Prompt A >> According to the passage about Nanak Chand Rattu, where did Ambedkar and his wife Savita live after he resigned from Nehru's cabinet?
Prompt B >> Go on with the passage about Nanak Chand Rattu, picking up after its final sentence.

Passage for review >>

* * * * * * *

Rattu served as Amebdkar's secretary for over 17 years, from 3 January 1940 to Ambedkar's death on 6 December 1956. Ambedkar served as the Minister of Law in the First Nehru ministry, and during 1942–1951, Rattu visited Ambedkar's official residence (first 22 Prithviraj Road and then 1 Hardinge Avenue) several times.

In September 1951, Ambedkar resigned from Nehru's cabinet, following the impasse over the Hindu Code Bill. Since he no longer had any official secretarial staff, he asked Nanak Chand Rattu to be his secretary and factotum, since Rattu had earlier expressed a keen interest in helping him. Rattu, who retained his job as a typist in a central government office, readily agreed. After his resignation, Ambedkar and his wife Savita lived at 26 Alipur Road, a rented bungalow. Rattu would come to Ambedkar's residence every evening and work there until well past midnight. He typed nearly all of Ambedkar's writings between October 1951 and December 1956, when Ambedkar died. These writings included the manuscripts of the books The Buddha and His Dhamma and Riddles in Hinduism.

Like Ambedkar, Rattu eventually converted to Buddhism.

== After Ambedkar's death ==

Savita Ambedkar continued to live at 26 Alipur Road after her husband's death. Ambedkar's papers, including the ones typed by Rattu, were kept in a storeroom: Rattu would dust and fumigate them occasionally. In 1967, many of these papers were destroyed in rain, after the new owner of the house dumped them in a yard. After Savita Ambedkar officially evacuated 26 Alipur Road on 31 August 1967, as per a court order, Rattu sheltered her at his own house for a few months. Later, he helped her sell her Mehrauli house, when she decided to move to Mumbai. After she moved to Mumbai, he kept in touch with her via correspondence by mail. He visited Mumbai several times, and treated her with reverence and respect.

=== Allegations against Savita Ambedkar ===

Despite maintaining cordial relations with Savita Ambedkar, Rattu told biographers of B. R. Ambedkar that he suspected her of poisoning her husband. According to him, she slowly poisoned Ambedkar by giving him insulin overdoses, and a post-mortem would not have revealed this. The writings by these biographers encouraged misgivings against Savita Ambedkar. She was unaware of Rattu's allegations against her, until Vijay Surwade gave her photocopies of Rattu's typed and signed statements to the biographers Dhananjay Keer and C. B. Khairmode. One day, in 1994 or 1995, when Rattu visited her, she asked him about the allegations. When Rattu denied making any such allegations, she showed him the photocopies. According to her, Rattu was "completely nonplussed": she asked him to leave and never visit her again. The two did not interact again after this incident.

* * * * * * *

Exercise data >>
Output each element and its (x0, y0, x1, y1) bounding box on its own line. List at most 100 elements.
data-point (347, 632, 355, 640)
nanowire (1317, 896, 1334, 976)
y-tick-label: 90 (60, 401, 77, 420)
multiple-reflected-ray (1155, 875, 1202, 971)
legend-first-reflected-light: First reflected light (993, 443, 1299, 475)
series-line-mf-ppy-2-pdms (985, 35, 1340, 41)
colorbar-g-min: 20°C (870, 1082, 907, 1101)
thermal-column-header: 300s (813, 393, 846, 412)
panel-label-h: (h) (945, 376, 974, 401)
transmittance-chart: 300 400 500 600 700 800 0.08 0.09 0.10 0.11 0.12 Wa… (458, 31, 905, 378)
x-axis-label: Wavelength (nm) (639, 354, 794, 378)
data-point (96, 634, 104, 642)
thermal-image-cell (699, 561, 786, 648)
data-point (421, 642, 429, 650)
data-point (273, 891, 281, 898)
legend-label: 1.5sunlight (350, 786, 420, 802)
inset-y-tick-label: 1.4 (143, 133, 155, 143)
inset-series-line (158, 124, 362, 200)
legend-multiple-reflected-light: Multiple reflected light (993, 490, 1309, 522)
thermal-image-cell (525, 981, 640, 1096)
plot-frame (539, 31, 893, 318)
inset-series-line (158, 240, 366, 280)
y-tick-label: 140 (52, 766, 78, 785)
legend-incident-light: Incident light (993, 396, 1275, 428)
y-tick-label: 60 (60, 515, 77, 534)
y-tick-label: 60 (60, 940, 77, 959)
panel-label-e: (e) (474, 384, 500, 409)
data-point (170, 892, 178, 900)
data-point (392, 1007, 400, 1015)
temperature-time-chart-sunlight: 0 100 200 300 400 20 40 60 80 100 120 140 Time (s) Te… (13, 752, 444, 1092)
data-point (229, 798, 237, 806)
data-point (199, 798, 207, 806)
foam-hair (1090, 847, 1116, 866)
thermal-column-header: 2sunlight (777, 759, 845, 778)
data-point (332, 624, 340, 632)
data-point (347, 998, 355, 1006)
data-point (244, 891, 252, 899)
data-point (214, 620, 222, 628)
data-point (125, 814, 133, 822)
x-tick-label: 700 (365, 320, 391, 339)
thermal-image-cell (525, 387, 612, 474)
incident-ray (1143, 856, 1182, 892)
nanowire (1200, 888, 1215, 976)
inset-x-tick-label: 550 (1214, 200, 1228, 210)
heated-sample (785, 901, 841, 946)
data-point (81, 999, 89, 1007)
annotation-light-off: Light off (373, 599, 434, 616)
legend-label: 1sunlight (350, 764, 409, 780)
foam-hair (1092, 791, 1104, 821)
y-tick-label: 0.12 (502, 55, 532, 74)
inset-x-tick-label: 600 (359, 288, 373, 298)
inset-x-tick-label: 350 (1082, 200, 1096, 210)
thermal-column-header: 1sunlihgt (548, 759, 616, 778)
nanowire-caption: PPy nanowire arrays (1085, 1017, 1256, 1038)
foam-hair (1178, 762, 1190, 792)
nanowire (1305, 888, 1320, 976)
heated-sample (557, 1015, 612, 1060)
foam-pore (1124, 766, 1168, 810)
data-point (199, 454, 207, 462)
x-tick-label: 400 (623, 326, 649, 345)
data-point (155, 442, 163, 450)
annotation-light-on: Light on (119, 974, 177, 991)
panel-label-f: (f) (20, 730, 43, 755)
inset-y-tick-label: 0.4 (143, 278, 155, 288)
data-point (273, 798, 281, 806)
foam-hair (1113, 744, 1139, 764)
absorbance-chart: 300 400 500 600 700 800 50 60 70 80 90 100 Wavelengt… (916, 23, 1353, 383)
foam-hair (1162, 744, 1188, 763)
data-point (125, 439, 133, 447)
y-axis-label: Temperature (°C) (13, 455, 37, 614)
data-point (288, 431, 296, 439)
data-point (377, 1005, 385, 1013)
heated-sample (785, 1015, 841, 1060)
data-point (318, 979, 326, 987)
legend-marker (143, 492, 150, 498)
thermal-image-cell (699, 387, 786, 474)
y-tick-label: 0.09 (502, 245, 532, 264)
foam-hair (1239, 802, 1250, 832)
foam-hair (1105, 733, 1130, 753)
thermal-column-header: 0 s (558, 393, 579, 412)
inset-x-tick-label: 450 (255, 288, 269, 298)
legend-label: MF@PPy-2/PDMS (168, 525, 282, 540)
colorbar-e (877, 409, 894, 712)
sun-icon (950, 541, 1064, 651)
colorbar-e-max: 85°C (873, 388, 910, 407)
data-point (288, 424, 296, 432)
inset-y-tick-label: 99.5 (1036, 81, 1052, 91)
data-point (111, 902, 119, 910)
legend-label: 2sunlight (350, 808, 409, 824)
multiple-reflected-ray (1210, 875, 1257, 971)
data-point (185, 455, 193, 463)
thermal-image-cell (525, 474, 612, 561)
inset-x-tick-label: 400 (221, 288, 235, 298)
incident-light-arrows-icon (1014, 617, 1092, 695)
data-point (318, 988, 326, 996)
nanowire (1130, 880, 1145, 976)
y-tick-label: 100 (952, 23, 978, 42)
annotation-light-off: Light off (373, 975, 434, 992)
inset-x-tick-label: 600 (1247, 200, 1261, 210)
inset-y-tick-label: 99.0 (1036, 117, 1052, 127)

* * * * * * *

Task response A >> 26 Alipur Road, a rented bungalow.

Task response B >>
In his own book, published in the 1990s, Rattu implies that Savita Ambedkar ensured that her husband did not get adequate medical care in the final years of his life, leading to his death.

=== Later life ===

Rattu retired from government service in February 1980. Rattu wrote a book titled Reminiscences and rememberances of Dr. B.R. Ambedkar, published in 1995 by Falcon Books for the Babasaheb Ambedkar Memorial Committee of Great Britain. In 1997, Last Few Years of Dr Ambedkar, another of his books, was published.

Rattu donated several items to an Ambedkar-themed museum established by Wamanrao Godbole at Shantivan in Chincholi (near Nagpur). These items had been gifted to him by Savita Ambedkar, and included several things used by the Ambedkars. In 2001, there was a conflict among the museum's committee members, and Rattu learned that Godbole was being ousted from the committee. Rattu decided to demand his donations back, but for this, he needed a certificate from Savita Ambedkar stating that she had gifted these to him. Since he was not on talking terms with her anymore, he drafted the certificate, and requested Vijay Surwade to get her signature on the document. However, Vijay Surwade did not get the document signed because Savita Ambedkar was in an "unbalanced state of mind" at the time. Rattu died shortly after, on 15 September 2002, and Savita Ambedkar died in 2003.